* Aim of the exercise:
Exclude the pictures and reproduce the remaining data exactly as written.

[Start Exercise data]

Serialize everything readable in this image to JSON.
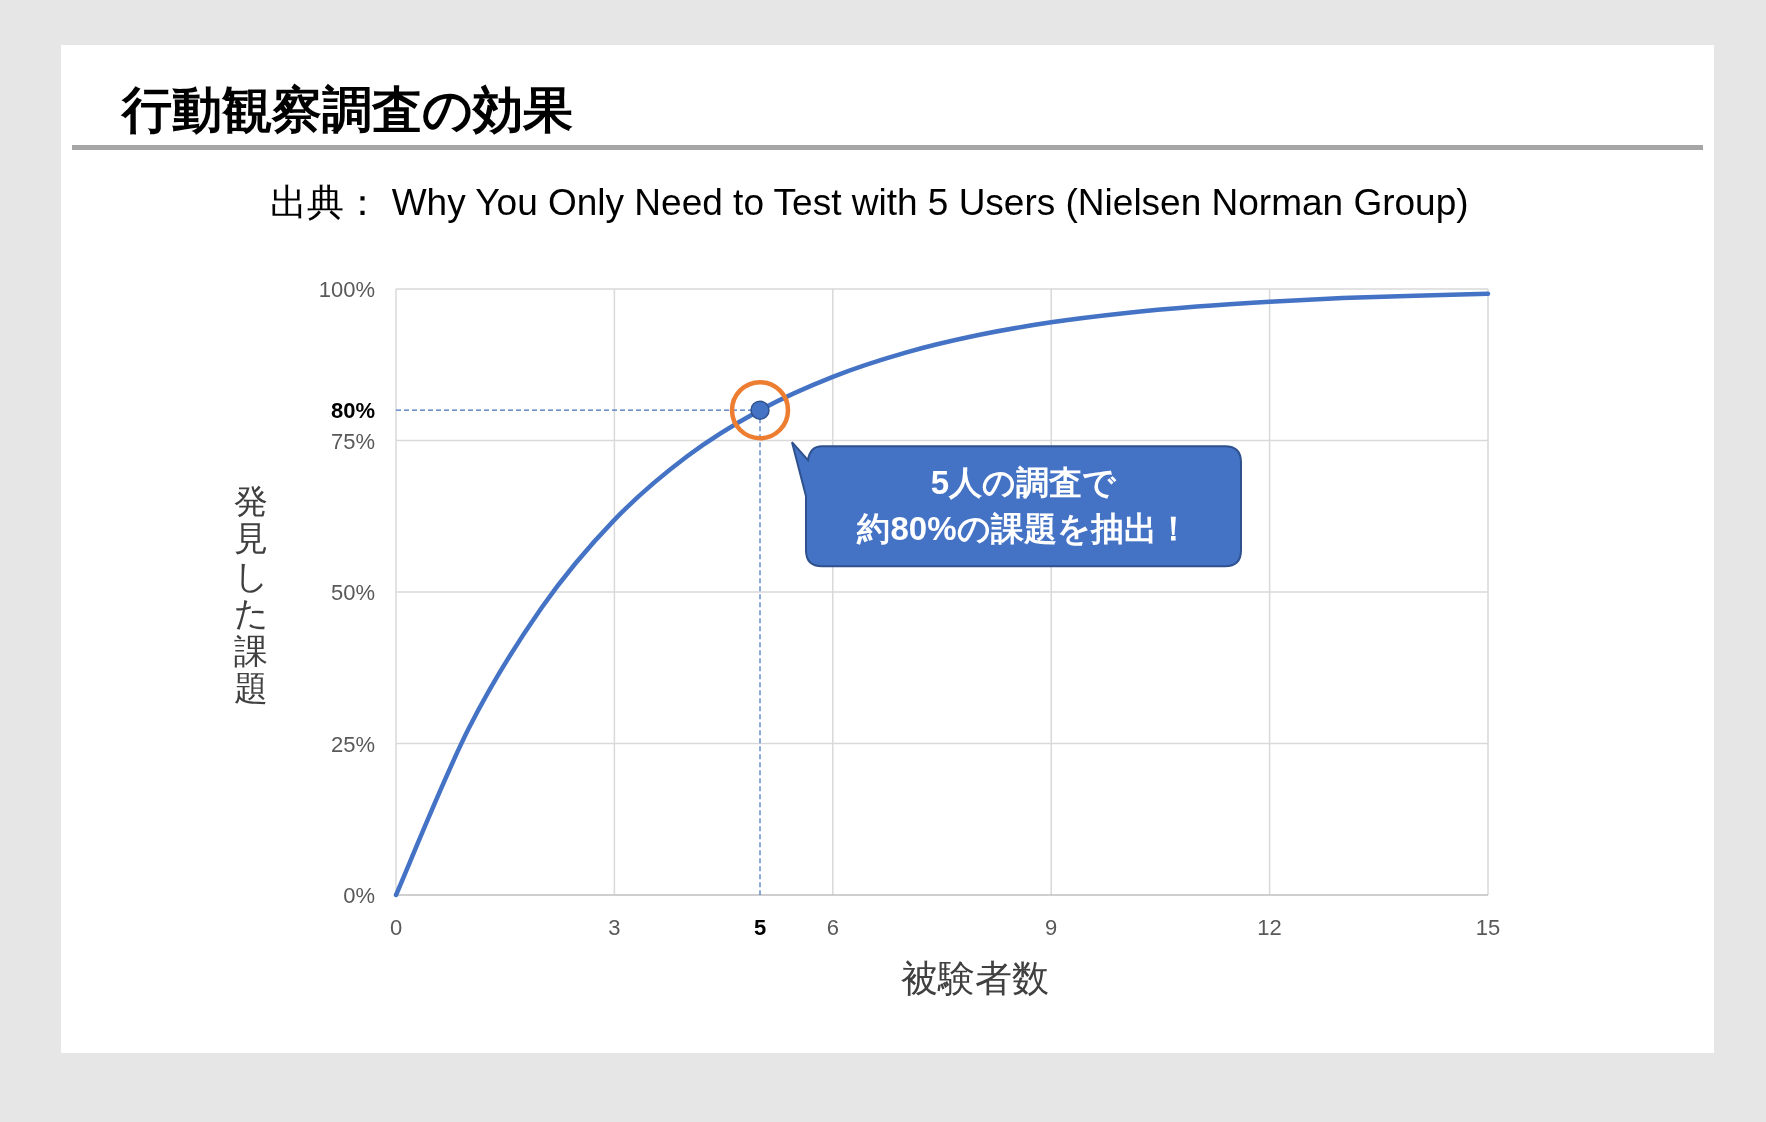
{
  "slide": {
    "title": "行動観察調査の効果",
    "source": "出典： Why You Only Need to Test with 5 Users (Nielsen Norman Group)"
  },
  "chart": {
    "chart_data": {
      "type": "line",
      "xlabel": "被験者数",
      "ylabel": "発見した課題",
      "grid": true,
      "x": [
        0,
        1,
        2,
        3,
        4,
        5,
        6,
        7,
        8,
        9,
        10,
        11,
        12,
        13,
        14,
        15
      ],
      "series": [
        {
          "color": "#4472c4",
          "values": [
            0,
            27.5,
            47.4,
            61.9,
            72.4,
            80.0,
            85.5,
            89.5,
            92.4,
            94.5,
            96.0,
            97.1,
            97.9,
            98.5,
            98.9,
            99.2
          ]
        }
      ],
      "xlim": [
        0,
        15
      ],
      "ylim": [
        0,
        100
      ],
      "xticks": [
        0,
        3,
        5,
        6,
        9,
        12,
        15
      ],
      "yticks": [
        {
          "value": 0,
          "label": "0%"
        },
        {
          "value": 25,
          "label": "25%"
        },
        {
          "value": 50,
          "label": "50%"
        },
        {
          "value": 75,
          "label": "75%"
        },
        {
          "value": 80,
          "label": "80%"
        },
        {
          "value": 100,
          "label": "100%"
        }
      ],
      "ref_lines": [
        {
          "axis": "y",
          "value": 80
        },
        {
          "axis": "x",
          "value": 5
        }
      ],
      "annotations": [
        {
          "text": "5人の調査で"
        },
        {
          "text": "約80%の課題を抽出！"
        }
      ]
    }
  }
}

[End Exercise data]

* Output for this task:
Serialize everything readable in this image to JSON.
{
  "slide": {
    "title": "行動観察調査の効果",
    "source": "出典： Why You Only Need to Test with 5 Users (Nielsen Norman Group)"
  },
  "chart": {
    "chart_data": {
      "type": "line",
      "xlabel": "被験者数",
      "ylabel": "発見した課題",
      "grid": true,
      "x": [
        0,
        1,
        2,
        3,
        4,
        5,
        6,
        7,
        8,
        9,
        10,
        11,
        12,
        13,
        14,
        15
      ],
      "series": [
        {
          "color": "#4472c4",
          "values": [
            0,
            27.5,
            47.4,
            61.9,
            72.4,
            80.0,
            85.5,
            89.5,
            92.4,
            94.5,
            96.0,
            97.1,
            97.9,
            98.5,
            98.9,
            99.2
          ]
        }
      ],
      "xlim": [
        0,
        15
      ],
      "ylim": [
        0,
        100
      ],
      "xticks": [
        0,
        3,
        5,
        6,
        9,
        12,
        15
      ],
      "yticks": [
        {
          "value": 0,
          "label": "0%"
        },
        {
          "value": 25,
          "label": "25%"
        },
        {
          "value": 50,
          "label": "50%"
        },
        {
          "value": 75,
          "label": "75%"
        },
        {
          "value": 80,
          "label": "80%"
        },
        {
          "value": 100,
          "label": "100%"
        }
      ],
      "ref_lines": [
        {
          "axis": "y",
          "value": 80
        },
        {
          "axis": "x",
          "value": 5
        }
      ],
      "annotations": [
        {
          "text": "5人の調査で"
        },
        {
          "text": "約80%の課題を抽出！"
        }
      ]
    }
  }
}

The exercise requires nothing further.